◆ **Problem details**
Return the records verbatim from their first line through the line containing "optics-label: optics xyxy=(126,1261,294,1333)", including that line.

* Start Information shown *

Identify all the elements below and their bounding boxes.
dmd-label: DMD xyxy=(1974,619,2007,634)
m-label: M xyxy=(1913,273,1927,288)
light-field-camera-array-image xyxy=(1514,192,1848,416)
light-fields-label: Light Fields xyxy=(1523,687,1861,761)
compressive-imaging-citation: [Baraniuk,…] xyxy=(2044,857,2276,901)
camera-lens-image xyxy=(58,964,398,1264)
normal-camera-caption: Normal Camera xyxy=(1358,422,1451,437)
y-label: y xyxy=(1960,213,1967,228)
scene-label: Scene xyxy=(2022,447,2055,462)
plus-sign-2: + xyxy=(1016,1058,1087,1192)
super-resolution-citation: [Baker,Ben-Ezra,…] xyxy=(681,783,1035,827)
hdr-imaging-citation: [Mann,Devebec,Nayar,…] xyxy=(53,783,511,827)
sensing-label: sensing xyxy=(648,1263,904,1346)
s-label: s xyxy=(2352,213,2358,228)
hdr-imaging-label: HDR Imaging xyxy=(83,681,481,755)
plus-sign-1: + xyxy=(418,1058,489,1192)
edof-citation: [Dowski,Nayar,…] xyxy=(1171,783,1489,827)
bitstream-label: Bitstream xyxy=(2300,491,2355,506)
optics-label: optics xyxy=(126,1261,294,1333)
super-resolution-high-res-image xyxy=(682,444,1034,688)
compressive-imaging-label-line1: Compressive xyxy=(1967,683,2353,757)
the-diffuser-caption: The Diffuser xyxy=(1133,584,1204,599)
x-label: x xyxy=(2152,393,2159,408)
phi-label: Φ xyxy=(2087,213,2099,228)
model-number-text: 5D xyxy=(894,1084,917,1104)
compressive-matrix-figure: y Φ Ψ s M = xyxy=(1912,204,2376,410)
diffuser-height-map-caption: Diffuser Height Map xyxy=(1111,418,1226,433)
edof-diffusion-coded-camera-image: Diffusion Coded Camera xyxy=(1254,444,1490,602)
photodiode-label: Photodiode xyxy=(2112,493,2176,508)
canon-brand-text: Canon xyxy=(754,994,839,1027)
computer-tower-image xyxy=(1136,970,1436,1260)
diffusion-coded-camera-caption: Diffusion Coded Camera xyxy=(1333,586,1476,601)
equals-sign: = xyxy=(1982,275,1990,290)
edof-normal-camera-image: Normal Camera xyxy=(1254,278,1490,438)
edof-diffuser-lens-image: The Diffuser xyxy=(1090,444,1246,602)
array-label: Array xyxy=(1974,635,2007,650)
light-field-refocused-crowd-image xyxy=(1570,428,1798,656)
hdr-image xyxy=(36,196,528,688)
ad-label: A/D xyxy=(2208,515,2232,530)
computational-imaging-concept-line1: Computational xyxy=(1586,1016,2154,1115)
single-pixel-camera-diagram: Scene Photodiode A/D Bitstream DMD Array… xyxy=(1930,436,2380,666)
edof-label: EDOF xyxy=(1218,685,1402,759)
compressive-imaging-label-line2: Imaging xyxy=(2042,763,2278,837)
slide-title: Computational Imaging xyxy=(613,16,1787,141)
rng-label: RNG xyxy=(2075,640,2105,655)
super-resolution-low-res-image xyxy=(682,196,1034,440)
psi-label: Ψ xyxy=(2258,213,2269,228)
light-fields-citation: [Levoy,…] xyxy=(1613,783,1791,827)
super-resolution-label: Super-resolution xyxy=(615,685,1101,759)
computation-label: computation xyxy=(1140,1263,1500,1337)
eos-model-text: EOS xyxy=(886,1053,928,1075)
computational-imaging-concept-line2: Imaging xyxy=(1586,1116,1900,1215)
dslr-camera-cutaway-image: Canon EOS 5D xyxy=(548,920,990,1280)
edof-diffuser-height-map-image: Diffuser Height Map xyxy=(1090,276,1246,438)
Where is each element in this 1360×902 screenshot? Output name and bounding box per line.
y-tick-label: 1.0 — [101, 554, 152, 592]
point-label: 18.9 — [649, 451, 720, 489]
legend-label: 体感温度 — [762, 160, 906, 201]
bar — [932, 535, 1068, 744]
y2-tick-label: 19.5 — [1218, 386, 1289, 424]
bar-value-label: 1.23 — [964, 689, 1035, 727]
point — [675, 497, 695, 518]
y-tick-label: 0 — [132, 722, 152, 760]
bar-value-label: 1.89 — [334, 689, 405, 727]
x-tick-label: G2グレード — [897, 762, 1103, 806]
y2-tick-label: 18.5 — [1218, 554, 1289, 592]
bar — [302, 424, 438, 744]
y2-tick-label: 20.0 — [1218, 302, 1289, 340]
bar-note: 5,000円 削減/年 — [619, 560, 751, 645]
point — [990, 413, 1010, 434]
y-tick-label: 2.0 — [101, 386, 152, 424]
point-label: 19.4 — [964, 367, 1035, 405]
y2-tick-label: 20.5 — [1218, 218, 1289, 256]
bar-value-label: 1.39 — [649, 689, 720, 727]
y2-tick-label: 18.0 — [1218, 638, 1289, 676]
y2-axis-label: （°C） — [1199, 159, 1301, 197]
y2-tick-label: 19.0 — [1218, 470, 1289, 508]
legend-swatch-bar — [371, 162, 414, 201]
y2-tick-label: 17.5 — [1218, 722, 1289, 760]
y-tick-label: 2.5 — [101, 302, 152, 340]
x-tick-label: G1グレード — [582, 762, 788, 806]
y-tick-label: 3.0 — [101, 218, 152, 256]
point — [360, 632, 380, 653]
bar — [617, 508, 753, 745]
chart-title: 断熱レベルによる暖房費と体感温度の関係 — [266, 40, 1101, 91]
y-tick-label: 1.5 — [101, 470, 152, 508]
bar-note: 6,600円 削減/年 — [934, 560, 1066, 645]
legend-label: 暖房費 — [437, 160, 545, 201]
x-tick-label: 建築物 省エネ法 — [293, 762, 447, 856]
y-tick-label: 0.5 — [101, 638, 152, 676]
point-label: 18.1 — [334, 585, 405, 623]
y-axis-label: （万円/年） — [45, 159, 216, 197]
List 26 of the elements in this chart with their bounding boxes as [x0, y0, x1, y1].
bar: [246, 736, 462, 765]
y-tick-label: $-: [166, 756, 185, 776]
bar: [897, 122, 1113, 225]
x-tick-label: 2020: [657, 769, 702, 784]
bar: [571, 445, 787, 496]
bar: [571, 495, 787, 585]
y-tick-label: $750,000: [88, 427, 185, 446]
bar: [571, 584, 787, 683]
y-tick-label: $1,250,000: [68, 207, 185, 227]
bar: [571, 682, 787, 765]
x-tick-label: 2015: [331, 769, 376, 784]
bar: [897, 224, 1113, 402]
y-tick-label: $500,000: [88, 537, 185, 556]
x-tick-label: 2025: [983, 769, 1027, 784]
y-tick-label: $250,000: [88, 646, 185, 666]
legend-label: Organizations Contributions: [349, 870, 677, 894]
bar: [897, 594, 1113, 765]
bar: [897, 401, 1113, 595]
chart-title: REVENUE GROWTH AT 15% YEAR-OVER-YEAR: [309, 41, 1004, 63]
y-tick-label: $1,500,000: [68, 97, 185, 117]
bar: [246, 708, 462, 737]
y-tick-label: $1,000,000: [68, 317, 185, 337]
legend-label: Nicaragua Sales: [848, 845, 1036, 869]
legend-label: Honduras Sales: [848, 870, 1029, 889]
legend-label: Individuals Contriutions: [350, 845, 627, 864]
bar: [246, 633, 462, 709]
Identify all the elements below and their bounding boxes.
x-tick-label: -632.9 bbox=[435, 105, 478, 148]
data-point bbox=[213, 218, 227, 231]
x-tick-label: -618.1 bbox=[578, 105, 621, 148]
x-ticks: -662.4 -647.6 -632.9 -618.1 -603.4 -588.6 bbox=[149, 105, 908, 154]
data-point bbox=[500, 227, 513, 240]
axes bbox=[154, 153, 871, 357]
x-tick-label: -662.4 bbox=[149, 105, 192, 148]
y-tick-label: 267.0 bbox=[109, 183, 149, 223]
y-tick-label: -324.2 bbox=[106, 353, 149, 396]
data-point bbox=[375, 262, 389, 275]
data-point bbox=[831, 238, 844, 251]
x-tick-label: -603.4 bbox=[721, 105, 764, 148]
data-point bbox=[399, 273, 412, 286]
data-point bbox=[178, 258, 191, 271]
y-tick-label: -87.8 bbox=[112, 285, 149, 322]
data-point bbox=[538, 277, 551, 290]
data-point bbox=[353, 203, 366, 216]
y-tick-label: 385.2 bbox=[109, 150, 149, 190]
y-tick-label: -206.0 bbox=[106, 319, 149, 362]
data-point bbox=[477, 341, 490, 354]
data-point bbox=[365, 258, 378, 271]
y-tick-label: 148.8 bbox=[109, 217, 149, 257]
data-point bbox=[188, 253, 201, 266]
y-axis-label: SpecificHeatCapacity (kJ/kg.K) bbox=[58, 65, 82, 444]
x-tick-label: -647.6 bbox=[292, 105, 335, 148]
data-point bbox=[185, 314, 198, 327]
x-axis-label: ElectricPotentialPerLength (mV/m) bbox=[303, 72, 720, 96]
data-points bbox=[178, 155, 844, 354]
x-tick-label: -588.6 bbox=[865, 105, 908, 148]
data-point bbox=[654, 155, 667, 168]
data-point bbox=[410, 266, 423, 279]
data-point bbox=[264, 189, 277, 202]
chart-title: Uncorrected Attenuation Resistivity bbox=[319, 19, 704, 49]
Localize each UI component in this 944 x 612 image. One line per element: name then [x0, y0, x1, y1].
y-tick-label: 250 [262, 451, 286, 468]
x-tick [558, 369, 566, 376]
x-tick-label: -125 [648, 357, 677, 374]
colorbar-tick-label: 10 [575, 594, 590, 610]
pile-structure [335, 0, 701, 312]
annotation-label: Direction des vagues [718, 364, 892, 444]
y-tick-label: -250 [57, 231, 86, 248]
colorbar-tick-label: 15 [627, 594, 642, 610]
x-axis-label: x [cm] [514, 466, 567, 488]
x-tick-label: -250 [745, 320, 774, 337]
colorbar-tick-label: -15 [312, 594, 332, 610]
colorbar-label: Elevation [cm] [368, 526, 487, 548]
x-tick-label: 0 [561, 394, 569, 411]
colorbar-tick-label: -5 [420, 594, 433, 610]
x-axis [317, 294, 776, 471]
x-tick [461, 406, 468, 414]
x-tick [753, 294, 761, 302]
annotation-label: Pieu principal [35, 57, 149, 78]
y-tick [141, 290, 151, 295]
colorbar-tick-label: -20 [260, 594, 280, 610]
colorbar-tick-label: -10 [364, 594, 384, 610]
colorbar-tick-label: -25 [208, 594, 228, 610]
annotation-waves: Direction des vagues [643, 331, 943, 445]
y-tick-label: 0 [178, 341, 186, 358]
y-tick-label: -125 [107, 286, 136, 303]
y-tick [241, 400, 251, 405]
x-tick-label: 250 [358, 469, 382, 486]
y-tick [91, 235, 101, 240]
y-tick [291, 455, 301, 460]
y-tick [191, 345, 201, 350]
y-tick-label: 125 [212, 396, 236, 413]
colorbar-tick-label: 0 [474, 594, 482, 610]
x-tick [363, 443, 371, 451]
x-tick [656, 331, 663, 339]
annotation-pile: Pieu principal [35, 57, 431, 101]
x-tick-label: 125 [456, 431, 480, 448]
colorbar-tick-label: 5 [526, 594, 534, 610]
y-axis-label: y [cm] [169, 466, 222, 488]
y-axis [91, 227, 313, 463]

* End Information shown *

◆ **Answer**
Identify all the elements below and their bounding boxes.
dmd-label: DMD xyxy=(1974,619,2007,634)
m-label: M xyxy=(1913,273,1927,288)
light-field-camera-array-image xyxy=(1514,192,1848,416)
light-fields-label: Light Fields xyxy=(1523,687,1861,761)
compressive-imaging-citation: [Baraniuk,…] xyxy=(2044,857,2276,901)
camera-lens-image xyxy=(58,964,398,1264)
normal-camera-caption: Normal Camera xyxy=(1358,422,1451,437)
y-label: y xyxy=(1960,213,1967,228)
scene-label: Scene xyxy=(2022,447,2055,462)
plus-sign-2: + xyxy=(1016,1058,1087,1192)
super-resolution-citation: [Baker,Ben-Ezra,…] xyxy=(681,783,1035,827)
hdr-imaging-citation: [Mann,Devebec,Nayar,…] xyxy=(53,783,511,827)
sensing-label: sensing xyxy=(648,1263,904,1346)
s-label: s xyxy=(2352,213,2358,228)
hdr-imaging-label: HDR Imaging xyxy=(83,681,481,755)
plus-sign-1: + xyxy=(418,1058,489,1192)
edof-citation: [Dowski,Nayar,…] xyxy=(1171,783,1489,827)
bitstream-label: Bitstream xyxy=(2300,491,2355,506)
optics-label: optics xyxy=(126,1261,294,1333)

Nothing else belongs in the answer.